#### Problem:
Gather all lines in the entries that include the word "ylabel".

Records
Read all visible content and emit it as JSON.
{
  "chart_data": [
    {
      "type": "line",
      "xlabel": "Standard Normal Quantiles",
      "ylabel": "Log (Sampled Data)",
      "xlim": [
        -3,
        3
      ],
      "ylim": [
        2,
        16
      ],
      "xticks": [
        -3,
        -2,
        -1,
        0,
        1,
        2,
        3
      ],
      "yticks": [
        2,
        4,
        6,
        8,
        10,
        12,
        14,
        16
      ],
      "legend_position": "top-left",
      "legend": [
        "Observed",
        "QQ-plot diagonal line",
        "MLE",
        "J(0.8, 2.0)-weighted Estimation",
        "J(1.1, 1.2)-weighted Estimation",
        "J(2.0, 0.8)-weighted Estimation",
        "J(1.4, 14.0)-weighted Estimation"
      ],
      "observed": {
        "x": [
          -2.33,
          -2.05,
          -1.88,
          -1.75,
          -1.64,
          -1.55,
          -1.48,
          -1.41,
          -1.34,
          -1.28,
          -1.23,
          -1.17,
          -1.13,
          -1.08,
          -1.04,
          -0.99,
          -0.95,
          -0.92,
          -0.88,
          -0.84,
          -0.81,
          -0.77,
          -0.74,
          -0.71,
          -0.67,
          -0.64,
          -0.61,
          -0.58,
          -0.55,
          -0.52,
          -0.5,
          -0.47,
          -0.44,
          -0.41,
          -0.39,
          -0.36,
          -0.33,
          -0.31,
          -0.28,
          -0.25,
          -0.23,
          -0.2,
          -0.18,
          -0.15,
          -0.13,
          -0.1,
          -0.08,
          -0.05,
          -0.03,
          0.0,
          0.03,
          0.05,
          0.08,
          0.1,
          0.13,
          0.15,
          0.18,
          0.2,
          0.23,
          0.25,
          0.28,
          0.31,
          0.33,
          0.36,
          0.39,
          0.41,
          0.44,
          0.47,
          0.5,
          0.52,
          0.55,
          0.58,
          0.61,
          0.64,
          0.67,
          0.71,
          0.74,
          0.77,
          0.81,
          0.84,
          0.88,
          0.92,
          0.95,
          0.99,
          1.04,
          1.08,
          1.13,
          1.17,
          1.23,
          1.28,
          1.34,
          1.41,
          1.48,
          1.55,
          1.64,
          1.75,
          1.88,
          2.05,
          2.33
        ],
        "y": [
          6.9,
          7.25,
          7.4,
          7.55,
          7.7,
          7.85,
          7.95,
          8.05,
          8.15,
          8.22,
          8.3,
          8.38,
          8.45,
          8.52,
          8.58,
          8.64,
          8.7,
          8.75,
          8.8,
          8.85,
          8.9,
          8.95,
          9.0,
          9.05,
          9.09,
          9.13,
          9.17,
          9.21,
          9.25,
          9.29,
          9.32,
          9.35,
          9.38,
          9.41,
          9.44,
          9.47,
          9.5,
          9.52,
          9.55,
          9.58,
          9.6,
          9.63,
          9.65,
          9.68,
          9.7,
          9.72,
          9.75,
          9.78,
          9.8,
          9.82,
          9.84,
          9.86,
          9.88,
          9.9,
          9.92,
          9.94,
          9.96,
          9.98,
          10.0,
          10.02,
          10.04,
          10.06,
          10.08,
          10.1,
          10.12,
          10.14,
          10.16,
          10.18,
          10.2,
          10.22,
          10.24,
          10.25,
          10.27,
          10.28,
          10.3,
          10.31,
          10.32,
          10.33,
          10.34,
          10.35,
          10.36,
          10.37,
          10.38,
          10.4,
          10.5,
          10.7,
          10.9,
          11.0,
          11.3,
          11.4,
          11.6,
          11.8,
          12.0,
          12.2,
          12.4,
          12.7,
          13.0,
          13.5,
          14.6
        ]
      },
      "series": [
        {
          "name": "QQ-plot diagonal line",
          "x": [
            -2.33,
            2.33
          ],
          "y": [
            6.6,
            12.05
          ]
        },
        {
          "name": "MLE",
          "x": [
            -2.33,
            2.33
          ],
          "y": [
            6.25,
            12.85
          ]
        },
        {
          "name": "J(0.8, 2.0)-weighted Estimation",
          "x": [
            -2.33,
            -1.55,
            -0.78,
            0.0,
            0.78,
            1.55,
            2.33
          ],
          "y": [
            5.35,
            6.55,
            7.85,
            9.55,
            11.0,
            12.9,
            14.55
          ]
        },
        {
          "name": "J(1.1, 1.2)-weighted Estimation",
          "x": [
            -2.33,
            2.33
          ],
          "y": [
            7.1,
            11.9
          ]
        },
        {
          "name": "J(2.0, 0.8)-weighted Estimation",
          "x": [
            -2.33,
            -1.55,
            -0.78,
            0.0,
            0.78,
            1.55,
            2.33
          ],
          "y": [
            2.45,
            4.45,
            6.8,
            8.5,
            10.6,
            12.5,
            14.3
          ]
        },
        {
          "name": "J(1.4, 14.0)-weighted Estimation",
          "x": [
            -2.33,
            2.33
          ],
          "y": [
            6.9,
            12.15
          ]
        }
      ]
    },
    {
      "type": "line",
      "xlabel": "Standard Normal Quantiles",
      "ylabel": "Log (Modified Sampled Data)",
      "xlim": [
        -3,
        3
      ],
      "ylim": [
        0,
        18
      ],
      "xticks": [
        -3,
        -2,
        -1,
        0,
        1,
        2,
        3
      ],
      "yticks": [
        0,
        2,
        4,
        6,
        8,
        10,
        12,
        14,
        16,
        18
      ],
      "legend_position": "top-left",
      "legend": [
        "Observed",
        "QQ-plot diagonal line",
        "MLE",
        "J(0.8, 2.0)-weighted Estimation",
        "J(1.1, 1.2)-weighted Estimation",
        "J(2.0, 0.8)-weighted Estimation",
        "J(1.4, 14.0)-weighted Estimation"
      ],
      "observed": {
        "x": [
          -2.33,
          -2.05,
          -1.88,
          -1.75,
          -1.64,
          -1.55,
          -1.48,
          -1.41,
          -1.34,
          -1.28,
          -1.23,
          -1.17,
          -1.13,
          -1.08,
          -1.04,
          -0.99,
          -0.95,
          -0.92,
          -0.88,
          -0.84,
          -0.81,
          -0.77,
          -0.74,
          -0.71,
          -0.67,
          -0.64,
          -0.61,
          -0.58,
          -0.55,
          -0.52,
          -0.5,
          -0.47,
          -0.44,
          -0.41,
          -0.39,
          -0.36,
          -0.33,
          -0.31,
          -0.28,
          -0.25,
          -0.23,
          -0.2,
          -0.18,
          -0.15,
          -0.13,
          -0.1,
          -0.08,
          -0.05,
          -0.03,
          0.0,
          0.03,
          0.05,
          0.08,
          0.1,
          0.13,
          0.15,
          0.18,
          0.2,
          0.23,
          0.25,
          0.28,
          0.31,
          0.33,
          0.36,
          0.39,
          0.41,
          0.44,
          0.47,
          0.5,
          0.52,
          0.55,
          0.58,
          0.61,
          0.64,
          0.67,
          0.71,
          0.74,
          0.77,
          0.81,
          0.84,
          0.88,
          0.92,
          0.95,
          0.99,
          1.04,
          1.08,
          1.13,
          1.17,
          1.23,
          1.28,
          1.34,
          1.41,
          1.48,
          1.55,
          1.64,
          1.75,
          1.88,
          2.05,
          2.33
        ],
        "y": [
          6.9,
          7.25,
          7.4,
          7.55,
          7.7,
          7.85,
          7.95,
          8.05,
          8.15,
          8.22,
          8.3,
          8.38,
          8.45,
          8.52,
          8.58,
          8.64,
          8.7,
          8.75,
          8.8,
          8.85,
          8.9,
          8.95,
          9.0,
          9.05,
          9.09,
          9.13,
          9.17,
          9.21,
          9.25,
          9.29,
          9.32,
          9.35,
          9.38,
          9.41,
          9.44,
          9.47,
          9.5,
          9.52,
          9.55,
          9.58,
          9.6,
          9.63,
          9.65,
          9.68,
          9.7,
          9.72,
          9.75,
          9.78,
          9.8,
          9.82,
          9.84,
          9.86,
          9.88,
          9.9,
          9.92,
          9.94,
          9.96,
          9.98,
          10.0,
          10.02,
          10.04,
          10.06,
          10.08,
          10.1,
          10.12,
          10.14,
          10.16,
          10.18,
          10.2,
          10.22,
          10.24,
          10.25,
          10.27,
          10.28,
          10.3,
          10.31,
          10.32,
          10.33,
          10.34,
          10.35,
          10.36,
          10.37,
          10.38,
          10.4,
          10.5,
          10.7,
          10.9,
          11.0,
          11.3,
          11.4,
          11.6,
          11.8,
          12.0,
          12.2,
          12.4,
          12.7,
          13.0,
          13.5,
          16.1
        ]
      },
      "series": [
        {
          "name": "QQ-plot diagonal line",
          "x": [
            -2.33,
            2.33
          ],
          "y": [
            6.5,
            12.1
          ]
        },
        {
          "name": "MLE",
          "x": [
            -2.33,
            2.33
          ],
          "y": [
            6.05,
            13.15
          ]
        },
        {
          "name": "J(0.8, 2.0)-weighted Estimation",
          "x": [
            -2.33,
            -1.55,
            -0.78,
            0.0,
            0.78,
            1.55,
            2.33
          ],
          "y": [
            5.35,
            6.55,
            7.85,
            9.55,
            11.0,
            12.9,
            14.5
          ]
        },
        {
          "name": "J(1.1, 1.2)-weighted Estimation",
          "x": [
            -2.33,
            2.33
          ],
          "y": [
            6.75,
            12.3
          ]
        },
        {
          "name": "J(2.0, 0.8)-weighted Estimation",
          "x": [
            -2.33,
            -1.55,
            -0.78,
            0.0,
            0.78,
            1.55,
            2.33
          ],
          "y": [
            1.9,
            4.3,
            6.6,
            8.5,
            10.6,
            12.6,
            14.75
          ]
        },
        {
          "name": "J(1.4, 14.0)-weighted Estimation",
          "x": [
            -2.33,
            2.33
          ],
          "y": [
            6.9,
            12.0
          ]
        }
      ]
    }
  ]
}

#### Expected answer:
      "ylabel": "Log (Sampled Data)",
      "ylabel": "Log (Modified Sampled Data)",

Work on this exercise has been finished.